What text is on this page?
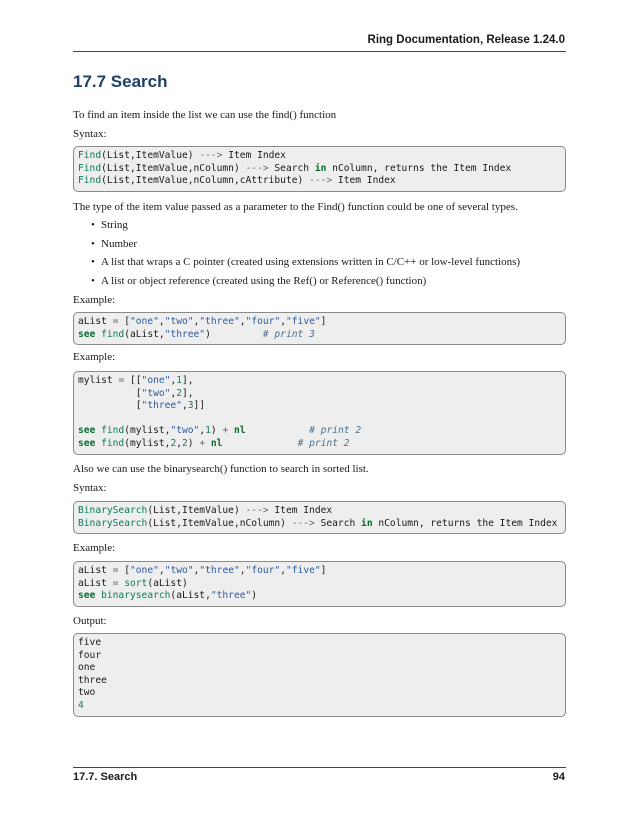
Ring Documentation, Release 1.24.0
17.7 Search

To find an item inside the list we can use the find() function

Syntax:

Find(List,ItemValue) ---> Item Index
Find(List,ItemValue,nColumn) ---> Search in nColumn, returns the Item Index
Find(List,ItemValue,nColumn,cAttribute) ---> Item Index

The type of the item value passed as a parameter to the Find() function could be one of several types.

• String
• Number
• A list that wraps a C pointer (created using extensions written in C/C++ or low-level functions)
• A list or object reference (created using the Ref() or Reference() function)

Example:

aList = ["one","two","three","four","five"]
see find(aList,"three")         # print 3

Example:

mylist = [["one",1],
["two",2],
["three",3]]

see find(mylist,"two",1) + nl	# print 2
see find(mylist,2,2) + nl	# print 2

Also we can use the binarysearch() function to search in sorted list.

Syntax:

BinarySearch(List,ItemValue) ---> Item Index
BinarySearch(List,ItemValue,nColumn) ---> Search in nColumn, returns the Item Index

Example:

aList = ["one","two","three","four","five"]
aList = sort(aList)
see binarysearch(aList,"three")

Output:

five
four
one
three
two
4
17.7. Search	94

Written exercise >> Exactly as written, return every line of the listing, but not the pictures.

Output for this exercise >>
What text is on this page?
Ring Documentation, Release 1.24.0
17.7 Search

To find an item inside the list we can use the find() function

Syntax:

Find(List,ItemValue) ---> Item Index
Find(List,ItemValue,nColumn) ---> Search in nColumn, returns the Item Index
Find(List,ItemValue,nColumn,cAttribute) ---> Item Index

The type of the item value passed as a parameter to the Find() function could be one of several types.

• String
• Number
• A list that wraps a C pointer (created using extensions written in C/C++ or low-level functions)
• A list or object reference (created using the Ref() or Reference() function)

Example:

aList = ["one","two","three","four","five"]
see find(aList,"three")         # print 3

Example:

mylist = [["one",1],
["two",2],
["three",3]]

see find(mylist,"two",1) + nl	# print 2
see find(mylist,2,2) + nl	# print 2

Also we can use the binarysearch() function to search in sorted list.

Syntax:

BinarySearch(List,ItemValue) ---> Item Index
BinarySearch(List,ItemValue,nColumn) ---> Search in nColumn, returns the Item Index

Example:

aList = ["one","two","three","four","five"]
aList = sort(aList)
see binarysearch(aList,"three")

Output:

five
four
one
three
two
4
17.7. Search	94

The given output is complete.